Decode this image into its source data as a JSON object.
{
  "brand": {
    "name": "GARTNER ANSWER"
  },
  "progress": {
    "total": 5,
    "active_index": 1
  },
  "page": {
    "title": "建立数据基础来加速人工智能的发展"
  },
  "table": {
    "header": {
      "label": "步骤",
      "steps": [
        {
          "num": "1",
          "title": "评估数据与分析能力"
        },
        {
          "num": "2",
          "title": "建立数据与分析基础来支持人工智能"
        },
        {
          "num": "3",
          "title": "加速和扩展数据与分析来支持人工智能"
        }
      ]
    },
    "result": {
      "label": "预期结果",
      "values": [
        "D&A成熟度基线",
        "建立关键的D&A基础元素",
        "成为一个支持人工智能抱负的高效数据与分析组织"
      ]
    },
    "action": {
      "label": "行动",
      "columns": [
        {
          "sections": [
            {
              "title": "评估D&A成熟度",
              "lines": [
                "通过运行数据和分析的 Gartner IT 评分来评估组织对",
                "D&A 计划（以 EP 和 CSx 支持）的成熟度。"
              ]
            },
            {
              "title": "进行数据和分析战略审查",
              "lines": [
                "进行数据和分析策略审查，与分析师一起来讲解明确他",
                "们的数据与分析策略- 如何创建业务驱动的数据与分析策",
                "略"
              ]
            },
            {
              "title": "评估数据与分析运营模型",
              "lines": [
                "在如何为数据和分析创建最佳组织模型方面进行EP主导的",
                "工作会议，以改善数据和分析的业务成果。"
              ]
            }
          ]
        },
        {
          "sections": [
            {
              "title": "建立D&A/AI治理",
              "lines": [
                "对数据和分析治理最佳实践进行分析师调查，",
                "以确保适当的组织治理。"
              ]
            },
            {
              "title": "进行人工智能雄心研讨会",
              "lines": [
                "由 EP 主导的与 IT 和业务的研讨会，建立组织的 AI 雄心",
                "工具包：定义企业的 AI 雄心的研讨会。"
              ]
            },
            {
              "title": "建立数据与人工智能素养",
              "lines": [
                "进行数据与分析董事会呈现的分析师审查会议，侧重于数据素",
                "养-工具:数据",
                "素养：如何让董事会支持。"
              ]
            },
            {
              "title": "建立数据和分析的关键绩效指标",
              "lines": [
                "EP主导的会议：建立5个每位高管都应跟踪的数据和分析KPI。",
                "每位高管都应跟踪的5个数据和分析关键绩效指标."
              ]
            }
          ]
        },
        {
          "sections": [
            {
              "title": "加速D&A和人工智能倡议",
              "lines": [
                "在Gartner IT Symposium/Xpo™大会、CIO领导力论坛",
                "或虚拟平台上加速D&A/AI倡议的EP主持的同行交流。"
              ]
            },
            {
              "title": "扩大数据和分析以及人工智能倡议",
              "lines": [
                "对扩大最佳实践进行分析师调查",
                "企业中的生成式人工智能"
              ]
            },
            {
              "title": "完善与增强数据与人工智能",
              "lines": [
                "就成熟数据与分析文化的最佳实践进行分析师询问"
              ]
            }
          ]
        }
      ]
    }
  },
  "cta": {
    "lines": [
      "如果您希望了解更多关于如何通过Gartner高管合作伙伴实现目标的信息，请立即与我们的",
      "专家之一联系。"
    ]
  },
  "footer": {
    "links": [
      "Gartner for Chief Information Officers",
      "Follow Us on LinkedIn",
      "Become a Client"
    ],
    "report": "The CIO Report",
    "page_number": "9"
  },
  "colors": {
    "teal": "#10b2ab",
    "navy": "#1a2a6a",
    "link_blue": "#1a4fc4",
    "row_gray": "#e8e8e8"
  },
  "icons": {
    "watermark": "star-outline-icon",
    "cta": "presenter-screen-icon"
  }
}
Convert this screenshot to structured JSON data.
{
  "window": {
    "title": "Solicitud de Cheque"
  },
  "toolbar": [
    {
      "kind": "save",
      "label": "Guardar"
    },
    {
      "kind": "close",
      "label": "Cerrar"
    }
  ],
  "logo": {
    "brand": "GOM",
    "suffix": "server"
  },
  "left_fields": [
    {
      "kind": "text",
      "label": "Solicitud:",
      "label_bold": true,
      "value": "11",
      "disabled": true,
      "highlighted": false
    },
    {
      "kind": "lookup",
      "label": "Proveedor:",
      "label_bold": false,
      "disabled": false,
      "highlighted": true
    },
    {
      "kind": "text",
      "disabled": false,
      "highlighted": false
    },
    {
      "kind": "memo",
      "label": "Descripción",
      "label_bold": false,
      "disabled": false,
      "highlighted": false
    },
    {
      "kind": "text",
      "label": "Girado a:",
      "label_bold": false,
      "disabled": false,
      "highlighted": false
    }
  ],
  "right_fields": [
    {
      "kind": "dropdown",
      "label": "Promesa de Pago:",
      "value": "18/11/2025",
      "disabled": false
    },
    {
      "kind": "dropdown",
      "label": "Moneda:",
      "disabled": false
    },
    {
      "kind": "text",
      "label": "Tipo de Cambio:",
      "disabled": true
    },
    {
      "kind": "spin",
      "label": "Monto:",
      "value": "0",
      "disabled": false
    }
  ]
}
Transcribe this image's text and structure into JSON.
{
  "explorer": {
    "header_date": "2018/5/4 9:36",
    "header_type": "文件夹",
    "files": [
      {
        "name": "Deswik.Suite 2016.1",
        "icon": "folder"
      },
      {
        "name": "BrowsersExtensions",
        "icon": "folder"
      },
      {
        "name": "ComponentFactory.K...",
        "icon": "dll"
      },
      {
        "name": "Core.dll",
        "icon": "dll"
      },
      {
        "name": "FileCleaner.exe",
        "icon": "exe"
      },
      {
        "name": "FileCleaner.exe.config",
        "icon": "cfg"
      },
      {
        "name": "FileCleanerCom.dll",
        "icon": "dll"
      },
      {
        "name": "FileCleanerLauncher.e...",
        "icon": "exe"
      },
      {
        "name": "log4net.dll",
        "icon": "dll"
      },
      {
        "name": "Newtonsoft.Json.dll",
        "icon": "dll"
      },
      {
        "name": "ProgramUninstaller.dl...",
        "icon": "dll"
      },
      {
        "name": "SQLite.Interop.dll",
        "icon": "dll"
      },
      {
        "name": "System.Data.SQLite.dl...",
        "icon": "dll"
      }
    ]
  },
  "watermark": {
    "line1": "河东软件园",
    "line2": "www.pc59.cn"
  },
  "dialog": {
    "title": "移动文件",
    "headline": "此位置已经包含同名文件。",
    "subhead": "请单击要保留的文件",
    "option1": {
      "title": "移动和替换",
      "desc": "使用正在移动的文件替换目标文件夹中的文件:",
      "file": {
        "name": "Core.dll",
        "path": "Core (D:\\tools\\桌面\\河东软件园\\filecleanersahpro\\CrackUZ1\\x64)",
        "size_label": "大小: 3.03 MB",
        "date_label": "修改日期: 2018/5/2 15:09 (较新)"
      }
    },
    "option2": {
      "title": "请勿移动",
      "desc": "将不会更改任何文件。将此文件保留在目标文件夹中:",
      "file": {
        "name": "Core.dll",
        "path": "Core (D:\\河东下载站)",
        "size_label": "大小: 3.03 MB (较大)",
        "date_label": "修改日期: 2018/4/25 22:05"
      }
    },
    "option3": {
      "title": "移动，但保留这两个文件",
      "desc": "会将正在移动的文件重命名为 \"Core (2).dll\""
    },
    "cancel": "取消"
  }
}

--------

WHAT THE TASK REQUIRES: Pull out every line above that holds the word "watermark".

RESULT BELOW:
    "watermark": "star-outline-icon",
  "watermark": {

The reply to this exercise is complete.